··· Records shown ···
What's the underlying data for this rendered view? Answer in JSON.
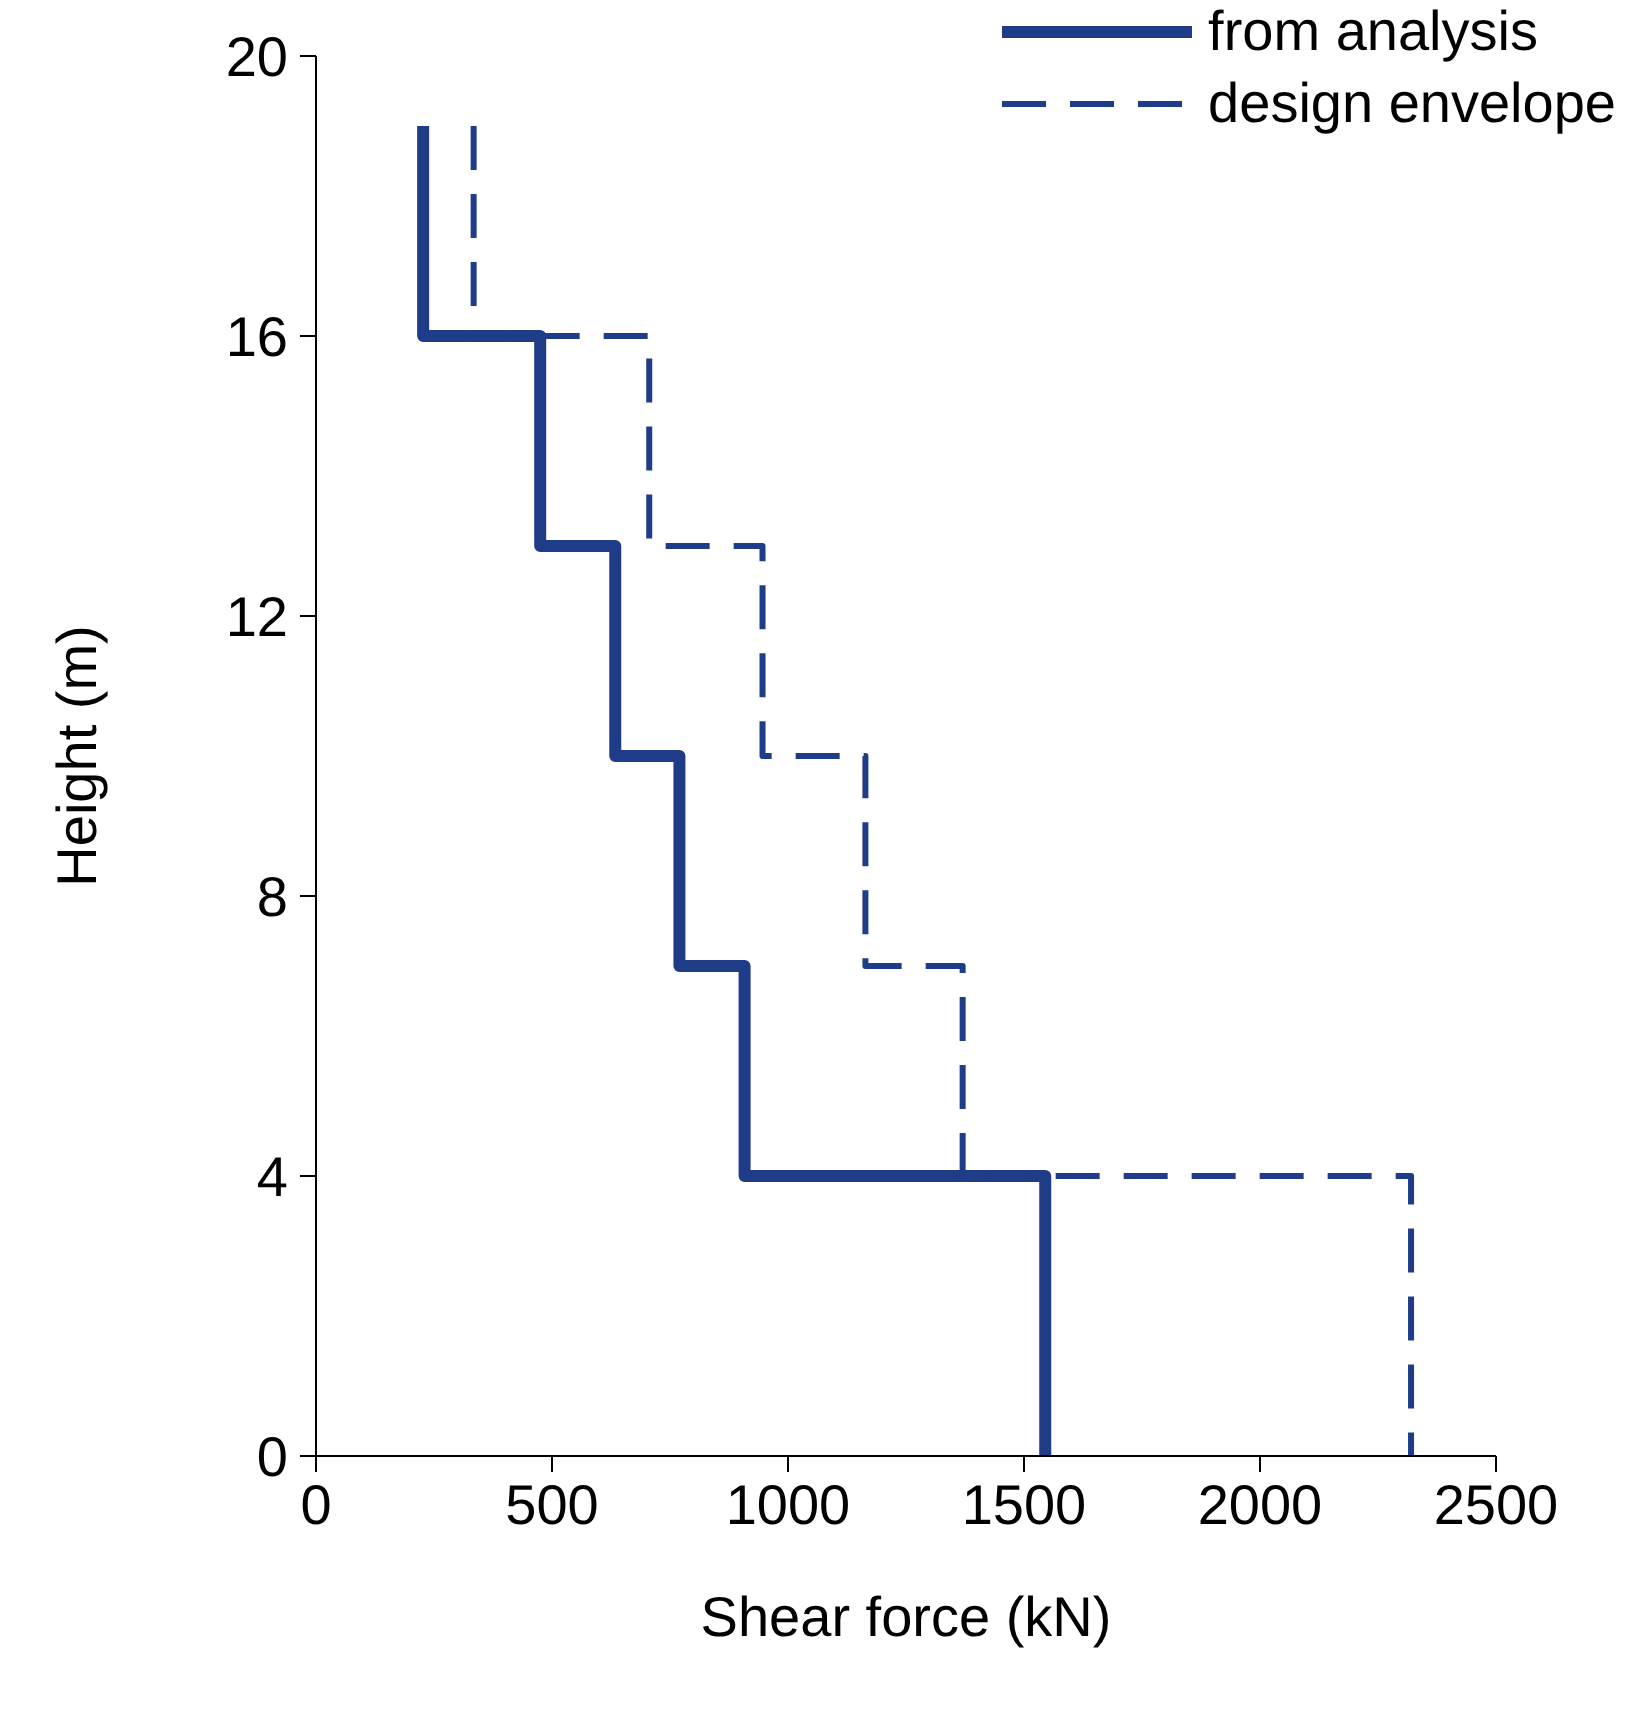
{
  "chart_data": {
    "type": "line",
    "xlabel": "Shear force (kN)",
    "ylabel": "Height (m)",
    "xlim": [
      0,
      2500
    ],
    "xticks": [
      0,
      500,
      1000,
      1500,
      2000,
      2500
    ],
    "ylim": [
      0,
      20
    ],
    "yticks": [
      0,
      4,
      8,
      12,
      16,
      20
    ],
    "grid": false,
    "legend": "top right",
    "marker": "none",
    "series": [
      {
        "name": "from analysis",
        "color": "#1f3c88",
        "line_style": "solid",
        "x": [
          227,
          227,
          475,
          475,
          634,
          634,
          770,
          770,
          908,
          908,
          1545,
          1545
        ],
        "values": [
          19,
          16,
          16,
          13,
          13,
          10,
          10,
          7,
          7,
          4,
          4,
          0
        ]
      },
      {
        "name": "design envelope",
        "color": "#1f3c88",
        "line_style": "dashed",
        "x": [
          334,
          334,
          706,
          706,
          946,
          946,
          1164,
          1164,
          1370,
          1370,
          2320,
          2320
        ],
        "values": [
          19,
          16,
          16,
          13,
          13,
          10,
          10,
          7,
          7,
          4,
          4,
          0
        ]
      }
    ]
  }
}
···
What the task asks:
From the data above, pick out each line containing "name" and copy it.

The solution:
        "name": "from analysis",
        "name": "design envelope",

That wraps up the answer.